Please pull out every line of the records below that contains the string "pattern", copying each one in full. Matching is case-sensitive.

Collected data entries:
_ _ _ _ _ _ _
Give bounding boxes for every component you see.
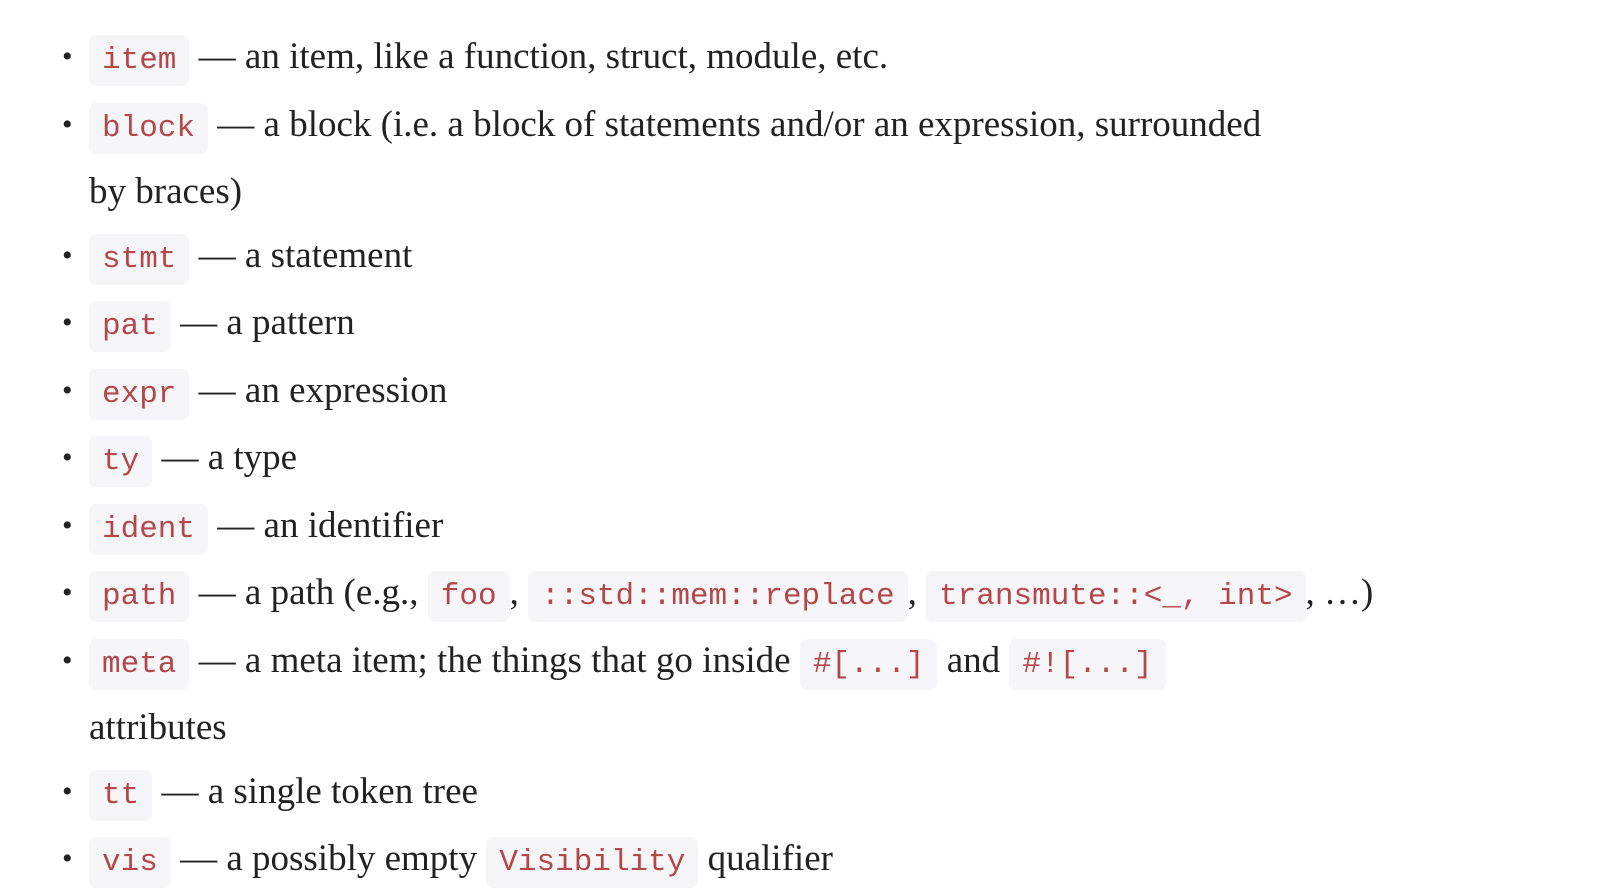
description-text: , [509,572,529,613]
fragment-specifier-list: • item — an item, like a function, struct… [62,25,1489,895]
bullet-icon: • [62,508,73,542]
inline-code: transmute::<_, int> [926,571,1306,622]
list-item: • pat — a pattern [62,291,1489,359]
inline-code: ident [89,503,209,555]
inline-code: tt [89,769,153,821]
inline-code: foo [427,571,510,622]
description-text: qualifier [698,838,833,879]
bullet-icon: • [62,441,73,474]
bullet-icon: • [62,238,73,272]
list-item: • block — a block (i.e. a block of statem… [62,93,1489,224]
bullet-icon: • [62,306,73,339]
bullet-icon: • [62,40,73,73]
list-item: • meta — a meta item; the things that go … [62,629,1489,760]
bullet-icon: • [62,373,73,407]
bullet-icon: • [62,107,73,141]
inline-code: expr [89,368,190,420]
bullet-icon: • [62,576,73,609]
description-text: — a meta item; the things that go inside [189,639,800,681]
list-item: • item — an item, like a function, struct… [62,25,1489,93]
list-item: • stmt — a statement [62,224,1489,292]
inline-code: ty [89,436,153,487]
description-text: — a statement [189,234,413,276]
description-text: — a type [152,437,298,478]
description-text: — a single token tree [152,770,478,812]
description-text: — a pattern [170,302,355,343]
inline-code: vis [89,837,171,888]
description-text: — a block (i.e. a block of statements an… [208,103,1262,145]
inline-code: Visibility [486,837,699,888]
list-item: • expr — an expression [62,359,1489,427]
description-text: by braces) [89,171,243,212]
list-item: • vis — a possibly empty Visibility quali… [62,827,1489,895]
inline-code: item [89,35,190,86]
inline-code: stmt [89,233,190,285]
bullet-icon: • [62,774,73,808]
list-item: • path — a path (e.g., foo, ::std::mem::r… [62,561,1489,629]
inline-code: meta [89,638,190,690]
description-text: — an expression [189,369,448,411]
description-text: — a path (e.g., [189,572,428,613]
description-text: , [907,572,927,613]
inline-code: #[...] [799,638,938,690]
inline-code: ::std::mem::replace [528,571,908,622]
description-text: — an identifier [208,504,444,546]
description-text: attributes [89,707,227,748]
description-text: , …) [1305,572,1374,613]
description-text: and [937,639,1010,681]
description-text: — an item, like a function, struct, modu… [189,36,889,77]
inline-code: block [89,102,209,154]
list-item: • tt — a single token tree [62,760,1489,828]
inline-code: pat [89,301,171,352]
bullet-icon: • [62,643,73,677]
list-item: • ident — an identifier [62,494,1489,562]
inline-code: #![...] [1009,638,1166,690]
bullet-icon: • [62,842,73,875]
list-item: • ty — a type [62,426,1489,494]
inline-code: path [89,571,190,622]
description-text: — a possibly empty [170,838,487,879]
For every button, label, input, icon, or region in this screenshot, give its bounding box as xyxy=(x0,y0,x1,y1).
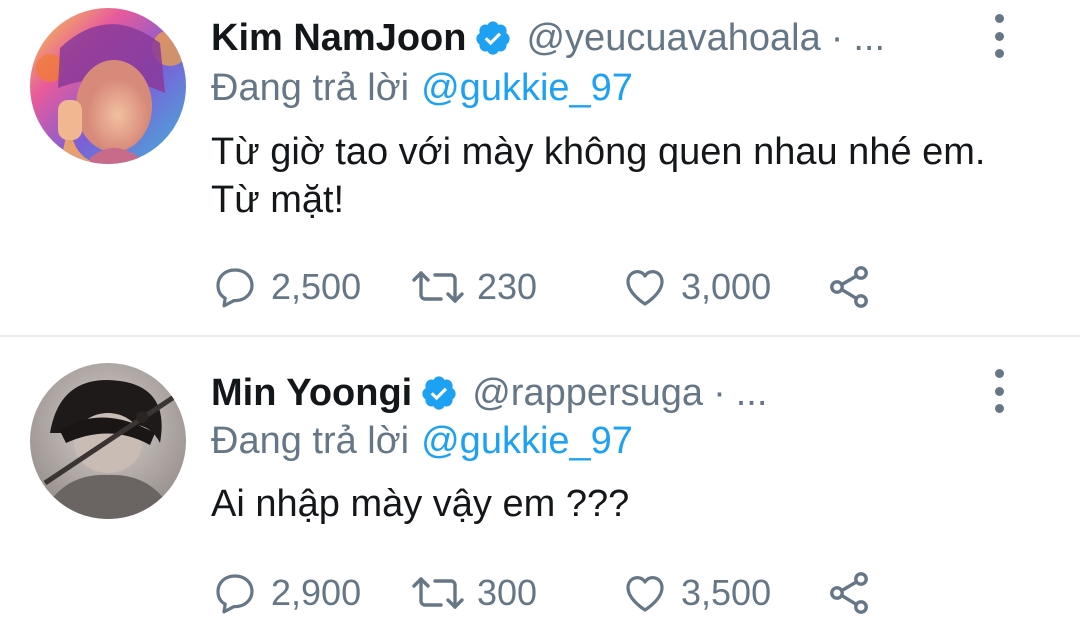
_ _ _ _ _ _ _
▶ [Solution to this exercise]:
list-item: • pat — a pattern [62,291,1489,359]
description-text: — a pattern [170,302,355,343]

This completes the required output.